* Start Data shown *
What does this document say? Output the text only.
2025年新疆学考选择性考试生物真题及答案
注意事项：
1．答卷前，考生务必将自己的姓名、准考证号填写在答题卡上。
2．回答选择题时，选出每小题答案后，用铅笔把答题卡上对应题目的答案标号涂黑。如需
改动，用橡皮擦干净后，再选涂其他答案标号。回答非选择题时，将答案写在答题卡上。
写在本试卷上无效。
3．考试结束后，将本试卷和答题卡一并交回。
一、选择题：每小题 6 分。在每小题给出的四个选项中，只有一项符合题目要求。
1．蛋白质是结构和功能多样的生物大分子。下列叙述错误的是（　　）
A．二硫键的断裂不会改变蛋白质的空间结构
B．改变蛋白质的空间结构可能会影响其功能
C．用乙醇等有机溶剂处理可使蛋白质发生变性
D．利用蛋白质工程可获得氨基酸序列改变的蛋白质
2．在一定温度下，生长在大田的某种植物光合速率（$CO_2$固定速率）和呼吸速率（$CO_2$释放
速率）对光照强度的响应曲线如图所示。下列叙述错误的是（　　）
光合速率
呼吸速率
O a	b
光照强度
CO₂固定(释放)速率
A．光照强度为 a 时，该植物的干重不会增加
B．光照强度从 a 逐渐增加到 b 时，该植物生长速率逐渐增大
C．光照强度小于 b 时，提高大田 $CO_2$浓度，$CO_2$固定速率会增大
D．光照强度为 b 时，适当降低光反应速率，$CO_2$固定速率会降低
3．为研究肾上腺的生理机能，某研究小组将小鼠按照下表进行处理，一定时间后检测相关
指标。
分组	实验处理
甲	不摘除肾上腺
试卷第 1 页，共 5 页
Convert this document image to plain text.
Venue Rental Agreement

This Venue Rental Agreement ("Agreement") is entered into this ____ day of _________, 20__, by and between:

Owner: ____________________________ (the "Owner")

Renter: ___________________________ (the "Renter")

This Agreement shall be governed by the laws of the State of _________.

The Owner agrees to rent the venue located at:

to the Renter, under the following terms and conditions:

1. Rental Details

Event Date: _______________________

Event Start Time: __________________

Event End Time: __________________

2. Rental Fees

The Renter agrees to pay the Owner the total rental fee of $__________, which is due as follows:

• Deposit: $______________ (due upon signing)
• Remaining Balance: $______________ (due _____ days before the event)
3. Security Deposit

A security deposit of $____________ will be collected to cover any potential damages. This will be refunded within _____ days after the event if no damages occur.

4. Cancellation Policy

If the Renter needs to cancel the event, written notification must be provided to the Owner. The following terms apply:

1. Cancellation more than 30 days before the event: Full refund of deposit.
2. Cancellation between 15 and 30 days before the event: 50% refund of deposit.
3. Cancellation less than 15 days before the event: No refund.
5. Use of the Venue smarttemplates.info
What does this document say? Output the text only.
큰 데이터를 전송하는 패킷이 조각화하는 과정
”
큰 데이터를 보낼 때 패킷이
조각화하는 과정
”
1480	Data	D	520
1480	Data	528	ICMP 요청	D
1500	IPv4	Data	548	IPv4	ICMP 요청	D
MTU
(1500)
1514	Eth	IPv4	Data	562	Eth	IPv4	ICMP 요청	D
* End Data shown *
Identify how many lines in the entries above include the string "ICMP", then state that number alone.

3